**Prompt**
Count lines with the string "feminino" in them. State the number alone.

**Records supplied**
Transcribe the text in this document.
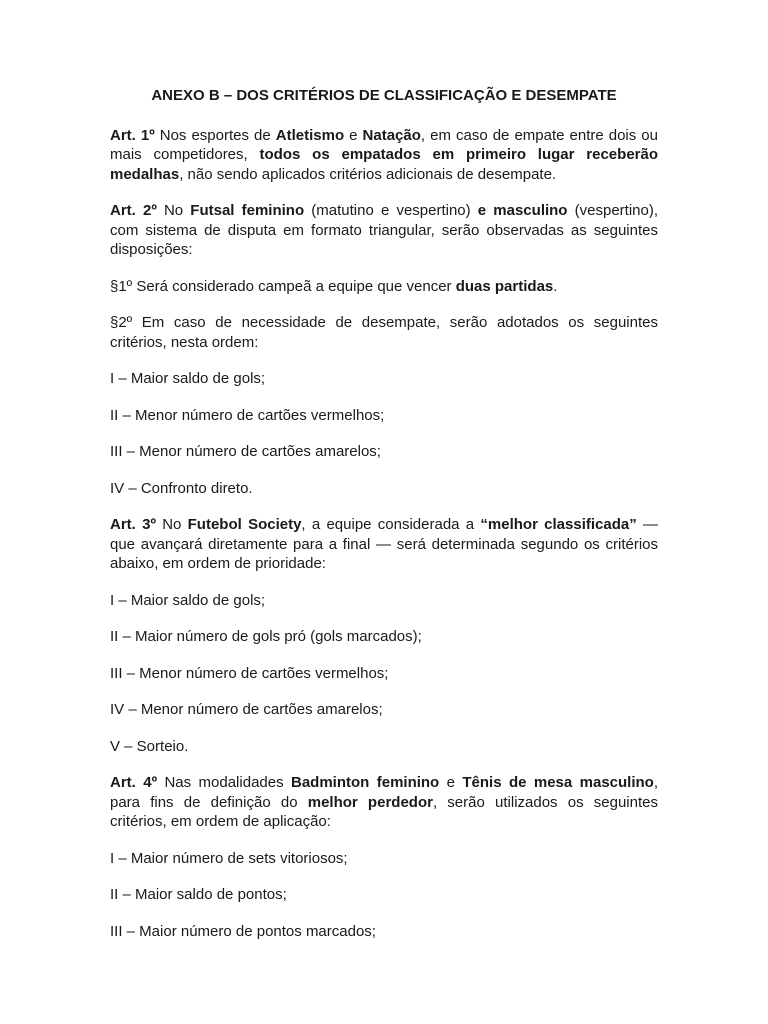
ANEXO B – DOS CRITÉRIOS DE CLASSIFICAÇÃO E DESEMPATE
Art. 1º Nos esportes de Atletismo e Natação, em caso de empate entre dois ou mais competidores, todos os empatados em primeiro lugar receberão medalhas, não sendo aplicados critérios adicionais de desempate.
Art. 2º No Futsal feminino (matutino e vespertino) e masculino (vespertino), com sistema de disputa em formato triangular, serão observadas as seguintes disposições:
§1º Será considerado campeã a equipe que vencer duas partidas.
§2º Em caso de necessidade de desempate, serão adotados os seguintes critérios, nesta ordem:
I – Maior saldo de gols;
II – Menor número de cartões vermelhos;
III – Menor número de cartões amarelos;
IV – Confronto direto.
Art. 3º No Futebol Society, a equipe considerada a “melhor classificada” — que avançará diretamente para a final — será determinada segundo os critérios abaixo, em ordem de prioridade:
I – Maior saldo de gols;
II – Maior número de gols pró (gols marcados);
III – Menor número de cartões vermelhos;
IV – Menor número de cartões amarelos;
V – Sorteio.
Art. 4º Nas modalidades Badminton feminino e Tênis de mesa masculino, para fins de definição do melhor perdedor, serão utilizados os seguintes critérios, em ordem de aplicação:
I – Maior número de sets vitoriosos;
II – Maior saldo de pontos;
III – Maior número de pontos marcados;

**Answer to the exercise**
2